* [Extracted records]
┌──
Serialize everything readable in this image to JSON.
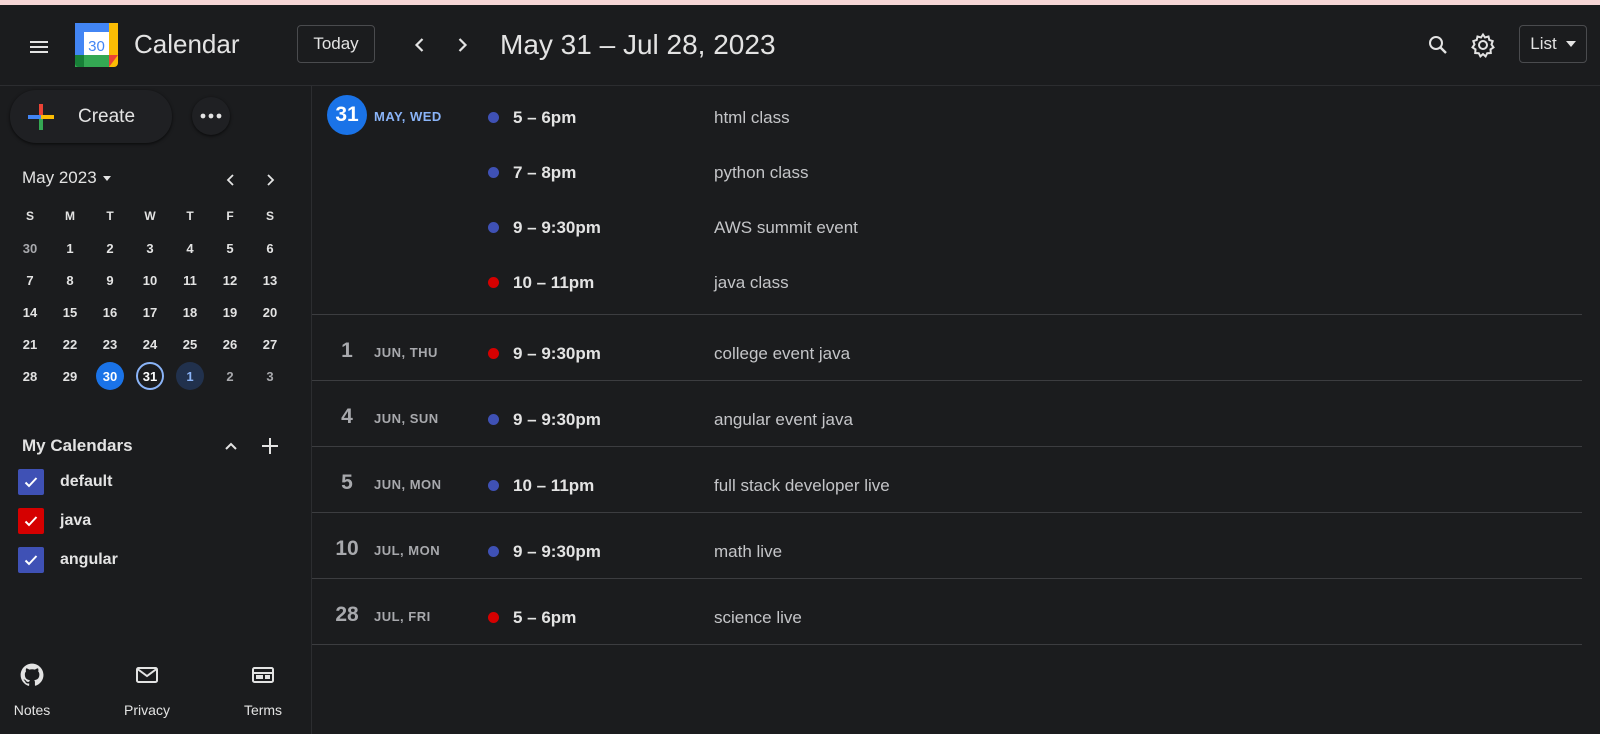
{
  "header": {
    "app_title": "Calendar",
    "logo_day": "30",
    "today_label": "Today",
    "range_title": "May 31 – Jul 28, 2023",
    "view_label": "List",
    "icons": [
      "menu-icon",
      "prev-chevron-icon",
      "next-chevron-icon",
      "search-icon",
      "gear-icon",
      "caret-down-icon"
    ]
  },
  "sidebar": {
    "create_label": "Create",
    "mini_calendar": {
      "month_label": "May 2023",
      "weekdays": [
        "S",
        "M",
        "T",
        "W",
        "T",
        "F",
        "S"
      ],
      "weeks": [
        [
          "30",
          "1",
          "2",
          "3",
          "4",
          "5",
          "6"
        ],
        [
          "7",
          "8",
          "9",
          "10",
          "11",
          "12",
          "13"
        ],
        [
          "14",
          "15",
          "16",
          "17",
          "18",
          "19",
          "20"
        ],
        [
          "21",
          "22",
          "23",
          "24",
          "25",
          "26",
          "27"
        ],
        [
          "28",
          "29",
          "30",
          "31",
          "1",
          "2",
          "3"
        ]
      ],
      "selected_day": "30",
      "today_day": "31"
    },
    "my_calendars": {
      "title": "My Calendars",
      "items": [
        {
          "label": "default",
          "color": "#3f51b5"
        },
        {
          "label": "java",
          "color": "#d50000"
        },
        {
          "label": "angular",
          "color": "#3f51b5"
        }
      ]
    },
    "footer": [
      {
        "label": "Notes",
        "icon": "github-icon"
      },
      {
        "label": "Privacy",
        "icon": "mail-icon"
      },
      {
        "label": "Terms",
        "icon": "web-icon"
      }
    ]
  },
  "colors": {
    "accent": "#1a73e8",
    "accent_light": "#8ab4f8",
    "calendar_blue": "#3f51b5",
    "calendar_red": "#d50000",
    "background": "#1b1c1e"
  },
  "agenda": [
    {
      "day": "31",
      "label": "MAY, WED",
      "today": true,
      "events": [
        {
          "time": "5 – 6pm",
          "title": "html class",
          "color": "#3f51b5"
        },
        {
          "time": "7 – 8pm",
          "title": "python class",
          "color": "#3f51b5"
        },
        {
          "time": "9 – 9:30pm",
          "title": "AWS summit event",
          "color": "#3f51b5"
        },
        {
          "time": "10 – 11pm",
          "title": "java class",
          "color": "#d50000"
        }
      ]
    },
    {
      "day": "1",
      "label": "JUN, THU",
      "today": false,
      "events": [
        {
          "time": "9 – 9:30pm",
          "title": "college event java",
          "color": "#d50000"
        }
      ]
    },
    {
      "day": "4",
      "label": "JUN, SUN",
      "today": false,
      "events": [
        {
          "time": "9 – 9:30pm",
          "title": "angular event java",
          "color": "#3f51b5"
        }
      ]
    },
    {
      "day": "5",
      "label": "JUN, MON",
      "today": false,
      "events": [
        {
          "time": "10 – 11pm",
          "title": "full stack developer live",
          "color": "#3f51b5"
        }
      ]
    },
    {
      "day": "10",
      "label": "JUL, MON",
      "today": false,
      "events": [
        {
          "time": "9 – 9:30pm",
          "title": "math live",
          "color": "#3f51b5"
        }
      ]
    },
    {
      "day": "28",
      "label": "JUL, FRI",
      "today": false,
      "events": [
        {
          "time": "5 – 6pm",
          "title": "science live",
          "color": "#d50000"
        }
      ]
    }
  ]
}
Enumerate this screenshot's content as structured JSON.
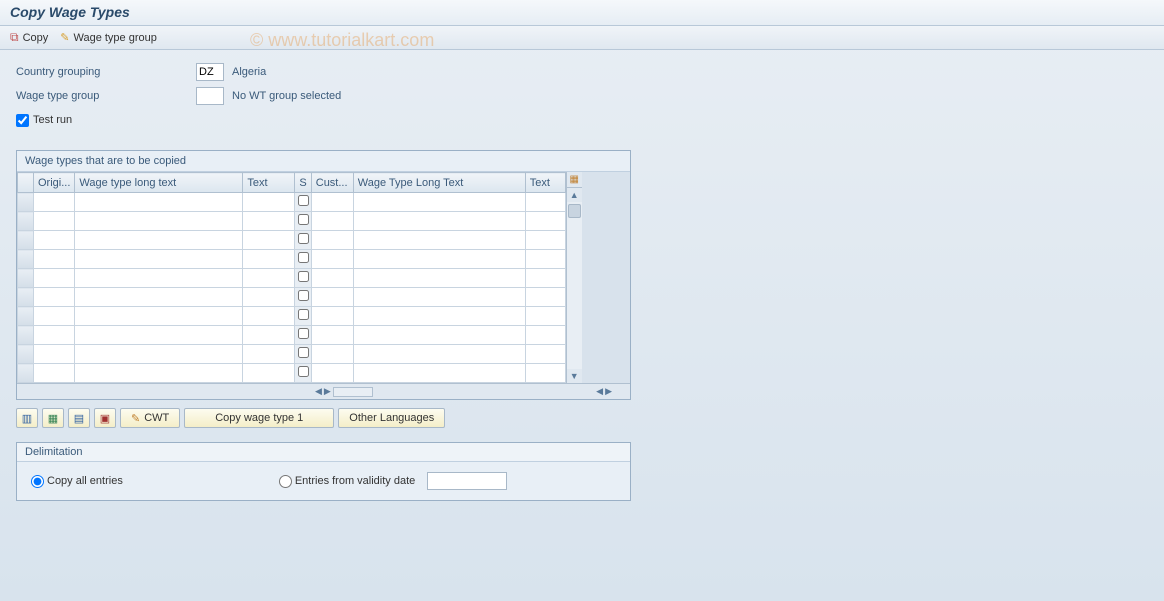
└──
* [DESCRIPTION OF THE TASK]
Pull out every line in the data above that has the word "angular".

* [REPLY]
          "label": "angular",
          "title": "angular event java",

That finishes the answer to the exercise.